(WHAT IS ASKED)
Extract every line that contains the string "data".

(MATERIAL PROVIDED)

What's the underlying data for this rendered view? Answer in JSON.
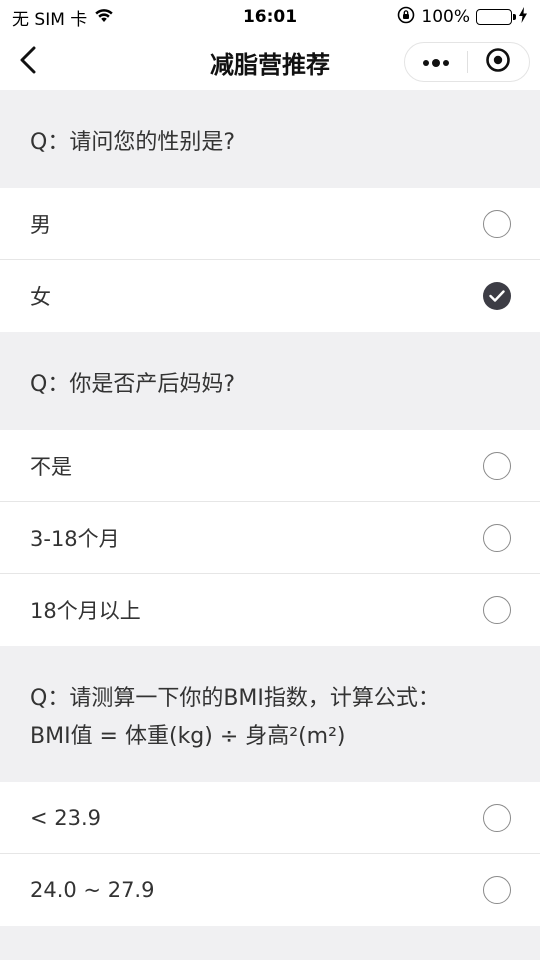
{
  "status_bar": {
    "carrier": "无 SIM 卡",
    "time": "16:01",
    "battery_text": "100%",
    "battery_level": 1.0,
    "icons": [
      "wifi-icon",
      "orientation-lock-icon",
      "battery-icon",
      "charging-icon"
    ]
  },
  "nav": {
    "title": "减脂营推荐",
    "back_icon": "chevron-left-icon",
    "more_icon": "more-dots-icon",
    "close_icon": "target-close-icon"
  },
  "questions": [
    {
      "text": "Q：请问您的性别是?",
      "options": [
        {
          "label": "男",
          "checked": false
        },
        {
          "label": "女",
          "checked": true
        }
      ]
    },
    {
      "text": "Q：你是否产后妈妈?",
      "options": [
        {
          "label": "不是",
          "checked": false
        },
        {
          "label": "3-18个月",
          "checked": false
        },
        {
          "label": "18个月以上",
          "checked": false
        }
      ]
    },
    {
      "text_line1": "Q：请测算一下你的BMI指数，计算公式：",
      "text_line2": "BMI值 = 体重(kg) ÷ 身高²(m²)",
      "options": [
        {
          "label": "< 23.9",
          "checked": false
        },
        {
          "label": "24.0 ~ 27.9",
          "checked": false
        }
      ]
    }
  ],
  "colors": {
    "checked_radio": "#3d3d45",
    "section_bg": "#f0f0f2",
    "battery_green": "#4cd964"
  }
}
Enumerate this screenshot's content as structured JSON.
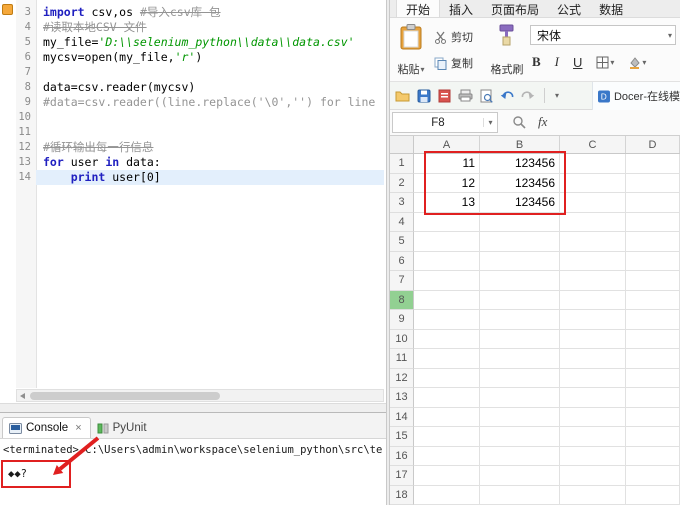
{
  "colors": {
    "annotation_red": "#e02020",
    "keyword": "#2020c0",
    "string": "#009600",
    "comment": "#949494",
    "current_line": "#e3effc",
    "selected_row_header": "#92d092"
  },
  "editor": {
    "lines": [
      {
        "num": "3",
        "segs": [
          {
            "t": "import"
          },
          {
            "t": " csv,os "
          },
          {
            "t": "#导入csv库 包"
          }
        ]
      },
      {
        "num": "4",
        "segs": [
          {
            "t": "#读取本地CSV 文件"
          }
        ]
      },
      {
        "num": "5",
        "segs": [
          {
            "t": "my_file="
          },
          {
            "t": "'D:\\\\selenium_python\\\\data\\\\data.csv'"
          }
        ]
      },
      {
        "num": "6",
        "segs": [
          {
            "t": "mycsv=open(my_file,"
          },
          {
            "t": "'r'"
          },
          {
            "t": ")"
          }
        ]
      },
      {
        "num": "7",
        "segs": []
      },
      {
        "num": "8",
        "segs": [
          {
            "t": "data=csv.reader(mycsv)"
          }
        ]
      },
      {
        "num": "9",
        "segs": [
          {
            "t": "#data=csv.reader((line.replace('\\0','') for line"
          }
        ]
      },
      {
        "num": "10",
        "segs": []
      },
      {
        "num": "11",
        "segs": []
      },
      {
        "num": "12",
        "segs": [
          {
            "t": "#循环输出每一行信息"
          }
        ]
      },
      {
        "num": "13",
        "segs": [
          {
            "t": "for"
          },
          {
            "t": " user "
          },
          {
            "t": "in"
          },
          {
            "t": " data:"
          }
        ]
      },
      {
        "num": "14",
        "segs": [
          {
            "t": "    "
          },
          {
            "t": "print"
          },
          {
            "t": " user[0]"
          }
        ]
      }
    ]
  },
  "console": {
    "tabs": [
      {
        "label": "Console",
        "close": "×"
      },
      {
        "label": "PyUnit"
      }
    ],
    "terminated_line": "<terminated> C:\\Users\\admin\\workspace\\selenium_python\\src\\te",
    "output": "◆◆?"
  },
  "sheet": {
    "ribbon_tabs": [
      "开始",
      "插入",
      "页面布局",
      "公式",
      "数据"
    ],
    "toolbar": {
      "paste": "粘贴",
      "cut": "剪切",
      "copy": "复制",
      "painter": "格式刷",
      "font_name": "宋体",
      "bold": "B",
      "italic": "I",
      "underline": "U"
    },
    "quickbar": {
      "docer": "Docer-在线模"
    },
    "formula_bar": {
      "name_box": "F8",
      "fx": "fx"
    },
    "grid": {
      "cols": [
        "A",
        "B",
        "C",
        "D"
      ],
      "rows": [
        {
          "n": "1",
          "a": "11",
          "b": "123456"
        },
        {
          "n": "2",
          "a": "12",
          "b": "123456"
        },
        {
          "n": "3",
          "a": "13",
          "b": "123456"
        },
        {
          "n": "4"
        },
        {
          "n": "5"
        },
        {
          "n": "6"
        },
        {
          "n": "7"
        },
        {
          "n": "8"
        },
        {
          "n": "9"
        },
        {
          "n": "10"
        },
        {
          "n": "11"
        },
        {
          "n": "12"
        },
        {
          "n": "13"
        },
        {
          "n": "14"
        },
        {
          "n": "15"
        },
        {
          "n": "16"
        },
        {
          "n": "17"
        },
        {
          "n": "18"
        }
      ]
    }
  }
}
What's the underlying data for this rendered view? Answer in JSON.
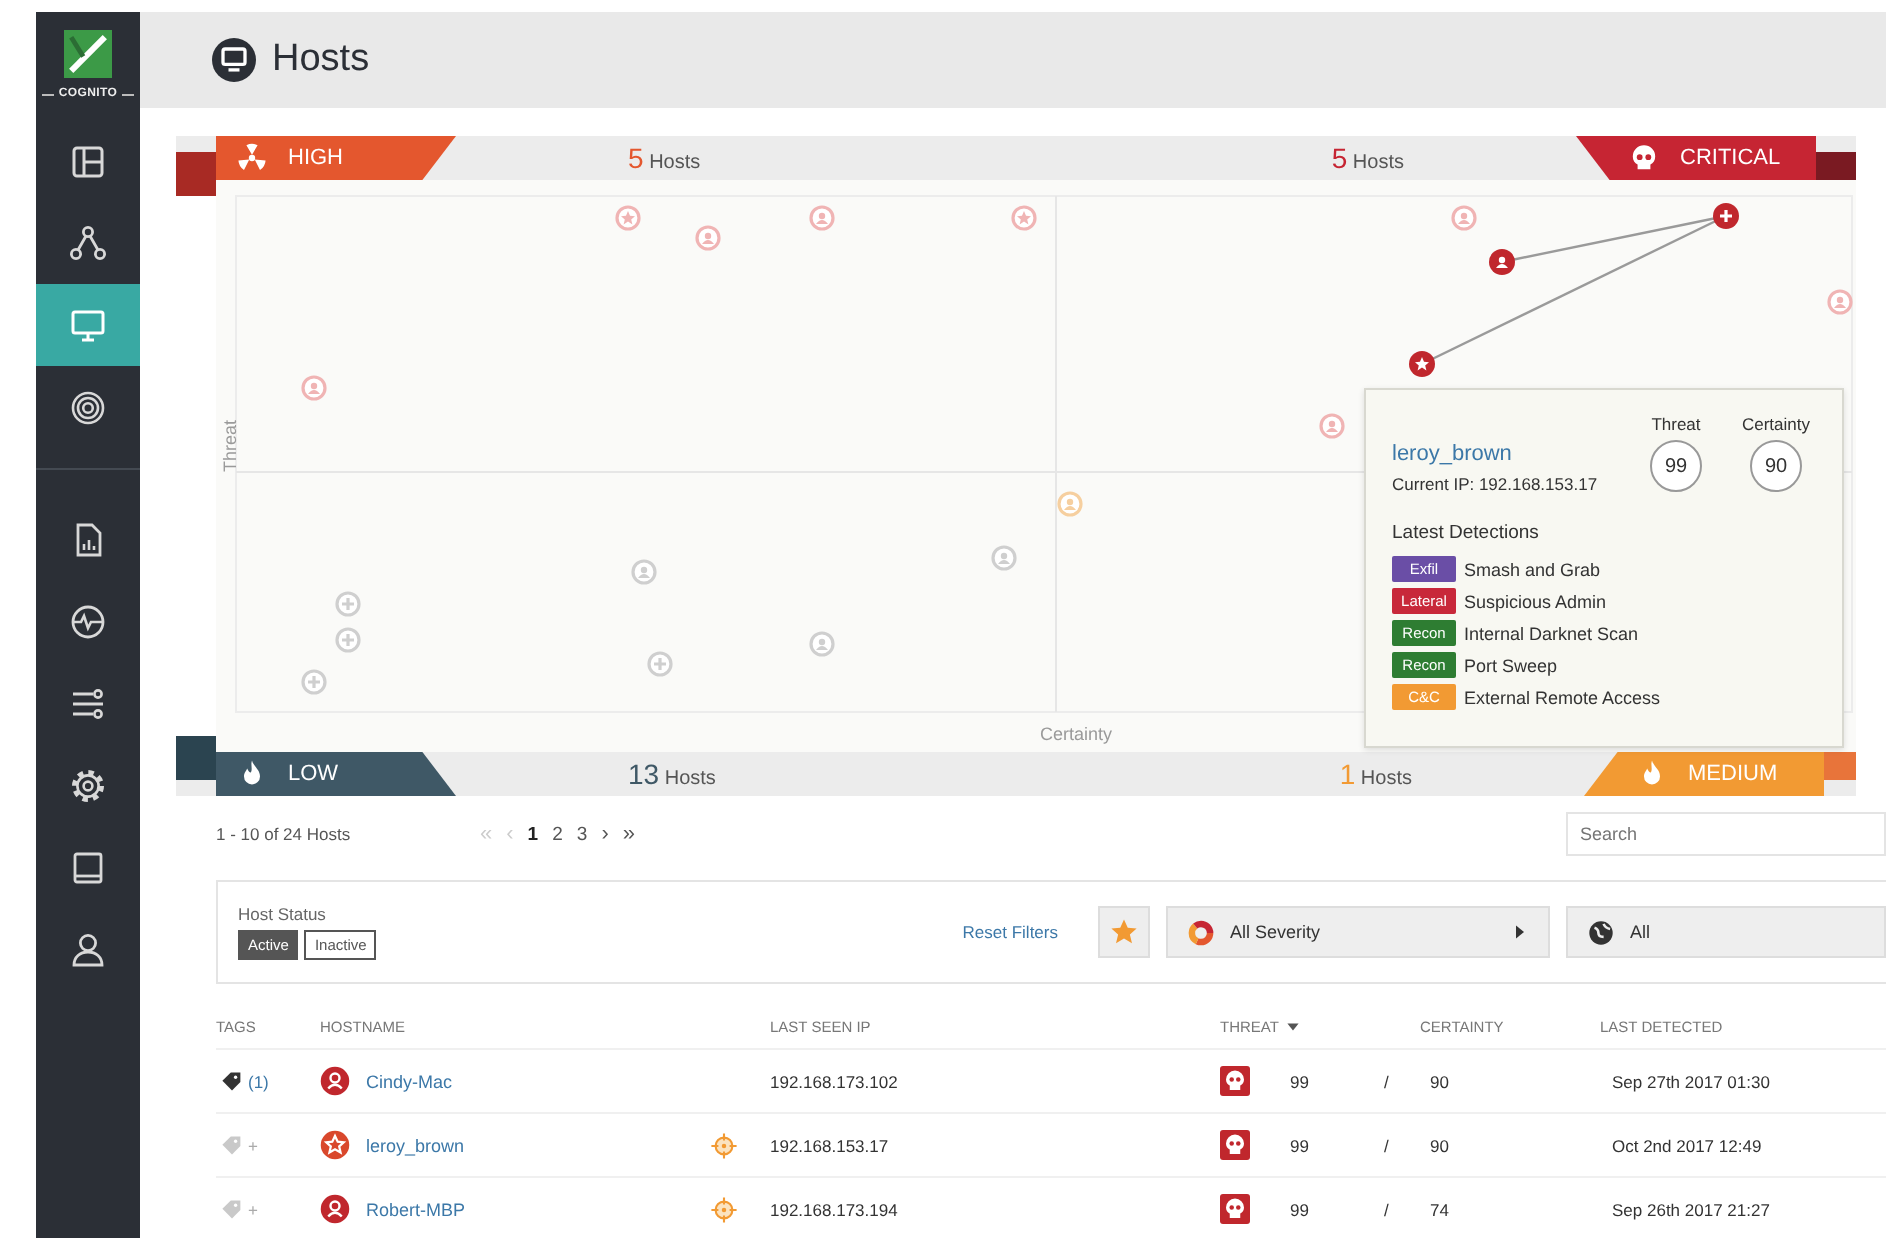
{
  "sidebar": {
    "logo": "COGNITO",
    "items": [
      {
        "kind": "dashboard",
        "selected": false
      },
      {
        "kind": "network",
        "selected": false
      },
      {
        "kind": "hosts",
        "selected": true
      },
      {
        "kind": "radar",
        "selected": false
      },
      {
        "kind": "report",
        "selected": false
      },
      {
        "kind": "health",
        "selected": false
      },
      {
        "kind": "sliders",
        "selected": false
      },
      {
        "kind": "gear",
        "selected": false
      },
      {
        "kind": "book",
        "selected": false
      },
      {
        "kind": "user",
        "selected": false
      }
    ]
  },
  "header": {
    "title": "Hosts"
  },
  "quadrants": {
    "top": [
      {
        "kind": "high",
        "label": "HIGH",
        "count": "5",
        "unit": "Hosts"
      },
      {
        "kind": "critical",
        "label": "CRITICAL",
        "count": "5",
        "unit": "Hosts"
      }
    ],
    "bottom": [
      {
        "kind": "low",
        "label": "LOW",
        "count": "13",
        "unit": "Hosts"
      },
      {
        "kind": "medium",
        "label": "MEDIUM",
        "count": "1",
        "unit": "Hosts"
      }
    ]
  },
  "plot": {
    "y_label": "Threat",
    "x_label": "Certainty"
  },
  "tooltip": {
    "hostname": "leroy_brown",
    "ip": "Current IP: 192.168.153.17",
    "scores": [
      {
        "label": "Threat",
        "value": "99"
      },
      {
        "label": "Certainty",
        "value": "90"
      }
    ],
    "detections_title": "Latest Detections",
    "detections": [
      {
        "tag": "Exfil",
        "color": "#6a4ea6",
        "name": "Smash and Grab"
      },
      {
        "tag": "Lateral",
        "color": "#c8283a",
        "name": "Suspicious Admin"
      },
      {
        "tag": "Recon",
        "color": "#2e7d32",
        "name": "Internal Darknet Scan"
      },
      {
        "tag": "Recon",
        "color": "#2e7d32",
        "name": "Port Sweep"
      },
      {
        "tag": "C&C",
        "color": "#f29a33",
        "name": "External Remote Access"
      }
    ]
  },
  "pagination": {
    "summary": "1 - 10 of 24 Hosts",
    "first": "«",
    "prev": "‹",
    "pages": [
      {
        "label": "1",
        "selected": true
      },
      {
        "label": "2",
        "selected": false
      },
      {
        "label": "3",
        "selected": false
      }
    ],
    "next": "›",
    "last": "»"
  },
  "search": {
    "placeholder": "Search"
  },
  "filters": {
    "label": "Host Status",
    "statuses": [
      {
        "label": "Active",
        "selected": true
      },
      {
        "label": "Inactive",
        "selected": false
      }
    ],
    "reset": "Reset Filters",
    "severity": "All Severity",
    "group": "All"
  },
  "table": {
    "columns": [
      {
        "label": "TAGS",
        "sorted": false
      },
      {
        "label": "HOSTNAME",
        "sorted": false
      },
      {
        "label": "LAST SEEN IP",
        "sorted": false
      },
      {
        "label": "THREAT",
        "sorted": true
      },
      {
        "label": "CERTAINTY",
        "sorted": false
      },
      {
        "label": "LAST DETECTED",
        "sorted": false
      }
    ],
    "rows": [
      {
        "tagged": true,
        "tags": "(1)",
        "kind": "person",
        "hostname": "Cindy-Mac",
        "targeted": false,
        "ip": "192.168.173.102",
        "threat": "99",
        "separator": "/",
        "certainty": "90",
        "last_detected": "Sep 27th 2017 01:30"
      },
      {
        "tagged": false,
        "tags": "+",
        "kind": "star",
        "hostname": "leroy_brown",
        "targeted": true,
        "ip": "192.168.153.17",
        "threat": "99",
        "separator": "/",
        "certainty": "90",
        "last_detected": "Oct 2nd 2017 12:49"
      },
      {
        "tagged": false,
        "tags": "+",
        "kind": "person",
        "hostname": "Robert-MBP",
        "targeted": true,
        "ip": "192.168.173.194",
        "threat": "99",
        "separator": "/",
        "certainty": "74",
        "last_detected": "Sep 26th 2017 21:27"
      }
    ]
  }
}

(THE COMPLETED TASK)
What's the underlying data for this rendered view? Answer in JSON.
            "t": "'D:\\\\selenium_python\\\\data\\\\data.csv'"
            "t": "data=csv.reader(mycsv)"
            "t": "#data=csv.reader((line.replace('\\0','') for line"
            "t": " data:"
What's the underlying data for this rendered view? Answer in JSON.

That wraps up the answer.